• Problem to work on: Find the word "placeholder" in the records below. List each line containing it.

• Part of a data file:

>>>

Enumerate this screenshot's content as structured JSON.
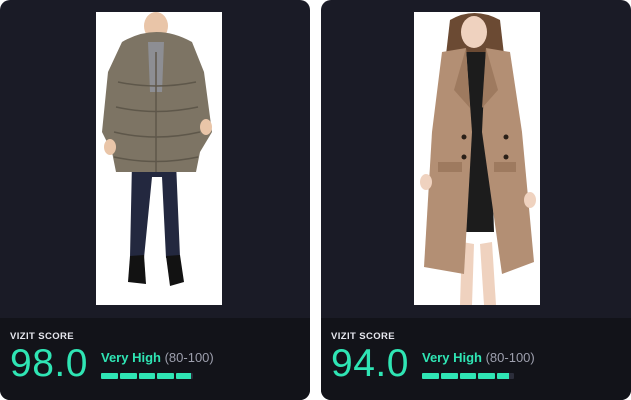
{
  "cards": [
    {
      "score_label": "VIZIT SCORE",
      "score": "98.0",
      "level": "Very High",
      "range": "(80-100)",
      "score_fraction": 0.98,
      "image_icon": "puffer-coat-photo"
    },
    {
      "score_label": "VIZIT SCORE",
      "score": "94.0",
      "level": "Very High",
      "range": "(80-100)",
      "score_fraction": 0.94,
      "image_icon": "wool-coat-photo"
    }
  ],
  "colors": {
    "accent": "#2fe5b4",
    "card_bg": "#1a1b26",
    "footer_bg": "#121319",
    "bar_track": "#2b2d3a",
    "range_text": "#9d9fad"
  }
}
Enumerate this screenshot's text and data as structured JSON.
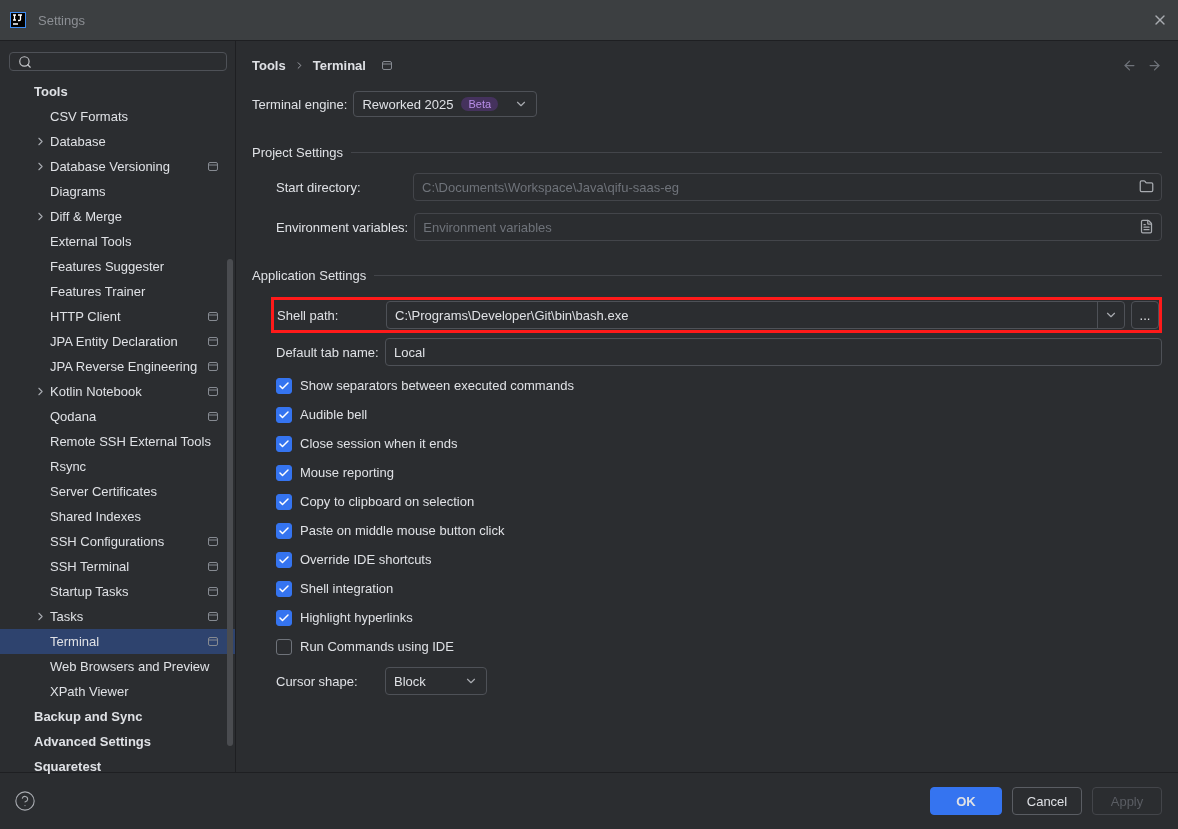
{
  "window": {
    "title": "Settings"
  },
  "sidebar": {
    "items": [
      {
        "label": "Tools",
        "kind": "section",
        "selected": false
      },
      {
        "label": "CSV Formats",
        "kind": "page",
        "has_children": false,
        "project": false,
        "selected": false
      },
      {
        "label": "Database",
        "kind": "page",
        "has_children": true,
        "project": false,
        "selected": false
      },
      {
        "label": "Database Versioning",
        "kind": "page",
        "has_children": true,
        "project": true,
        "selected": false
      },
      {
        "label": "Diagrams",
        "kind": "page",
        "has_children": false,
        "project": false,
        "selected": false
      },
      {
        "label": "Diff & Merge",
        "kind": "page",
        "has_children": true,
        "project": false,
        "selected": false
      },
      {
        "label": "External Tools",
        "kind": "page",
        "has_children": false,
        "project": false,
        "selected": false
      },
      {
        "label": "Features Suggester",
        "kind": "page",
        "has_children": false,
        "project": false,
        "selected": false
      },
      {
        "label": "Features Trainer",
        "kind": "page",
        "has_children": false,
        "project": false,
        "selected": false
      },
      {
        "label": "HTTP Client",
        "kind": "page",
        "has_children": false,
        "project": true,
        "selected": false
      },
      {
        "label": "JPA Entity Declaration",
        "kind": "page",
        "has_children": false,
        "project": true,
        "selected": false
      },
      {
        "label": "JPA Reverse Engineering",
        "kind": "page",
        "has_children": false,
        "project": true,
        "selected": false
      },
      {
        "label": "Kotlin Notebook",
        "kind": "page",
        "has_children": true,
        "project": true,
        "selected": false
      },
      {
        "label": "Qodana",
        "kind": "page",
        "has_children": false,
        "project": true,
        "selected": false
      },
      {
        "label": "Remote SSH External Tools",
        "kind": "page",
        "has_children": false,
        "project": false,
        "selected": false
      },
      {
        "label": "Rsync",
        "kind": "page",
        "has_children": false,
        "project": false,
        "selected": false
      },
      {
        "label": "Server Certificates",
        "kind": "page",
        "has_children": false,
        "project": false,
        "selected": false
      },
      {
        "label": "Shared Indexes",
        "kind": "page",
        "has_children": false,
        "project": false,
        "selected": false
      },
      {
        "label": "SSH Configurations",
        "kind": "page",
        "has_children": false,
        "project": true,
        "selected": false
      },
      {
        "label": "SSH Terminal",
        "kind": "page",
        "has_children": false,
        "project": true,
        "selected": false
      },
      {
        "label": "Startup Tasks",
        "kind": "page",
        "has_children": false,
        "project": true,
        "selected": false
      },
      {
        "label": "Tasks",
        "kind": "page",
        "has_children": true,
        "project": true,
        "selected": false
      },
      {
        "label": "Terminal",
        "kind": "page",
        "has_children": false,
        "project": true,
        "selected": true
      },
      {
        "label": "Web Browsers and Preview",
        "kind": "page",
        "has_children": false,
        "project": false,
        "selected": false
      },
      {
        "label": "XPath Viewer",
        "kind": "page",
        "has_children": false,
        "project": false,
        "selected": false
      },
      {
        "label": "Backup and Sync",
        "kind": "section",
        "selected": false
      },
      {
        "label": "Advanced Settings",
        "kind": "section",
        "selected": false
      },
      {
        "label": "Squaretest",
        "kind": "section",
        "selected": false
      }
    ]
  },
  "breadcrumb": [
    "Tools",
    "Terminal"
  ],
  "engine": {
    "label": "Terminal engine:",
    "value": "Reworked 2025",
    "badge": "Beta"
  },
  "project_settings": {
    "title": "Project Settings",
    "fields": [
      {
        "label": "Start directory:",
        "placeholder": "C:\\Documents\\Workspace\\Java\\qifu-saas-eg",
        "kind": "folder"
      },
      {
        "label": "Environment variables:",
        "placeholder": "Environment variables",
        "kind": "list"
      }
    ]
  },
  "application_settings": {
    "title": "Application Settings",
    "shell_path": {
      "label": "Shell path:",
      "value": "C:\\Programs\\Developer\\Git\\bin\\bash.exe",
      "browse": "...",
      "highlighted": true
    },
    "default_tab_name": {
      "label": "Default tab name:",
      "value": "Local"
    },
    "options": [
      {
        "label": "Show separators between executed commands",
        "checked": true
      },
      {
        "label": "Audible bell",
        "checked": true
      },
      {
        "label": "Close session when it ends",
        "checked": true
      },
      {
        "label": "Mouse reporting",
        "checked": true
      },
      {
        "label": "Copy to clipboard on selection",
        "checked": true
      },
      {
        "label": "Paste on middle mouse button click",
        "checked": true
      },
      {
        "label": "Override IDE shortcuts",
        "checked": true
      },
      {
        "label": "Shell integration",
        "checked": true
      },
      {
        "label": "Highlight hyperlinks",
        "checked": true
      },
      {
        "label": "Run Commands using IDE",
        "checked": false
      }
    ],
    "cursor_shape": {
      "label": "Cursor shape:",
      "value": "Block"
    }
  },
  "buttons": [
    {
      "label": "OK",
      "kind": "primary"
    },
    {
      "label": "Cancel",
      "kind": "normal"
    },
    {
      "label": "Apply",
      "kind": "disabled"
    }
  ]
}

<<<

• Task answer:
        "placeholder": "C:\\Documents\\Workspace\\Java\\qifu-saas-eg",
        "placeholder": "Environment variables",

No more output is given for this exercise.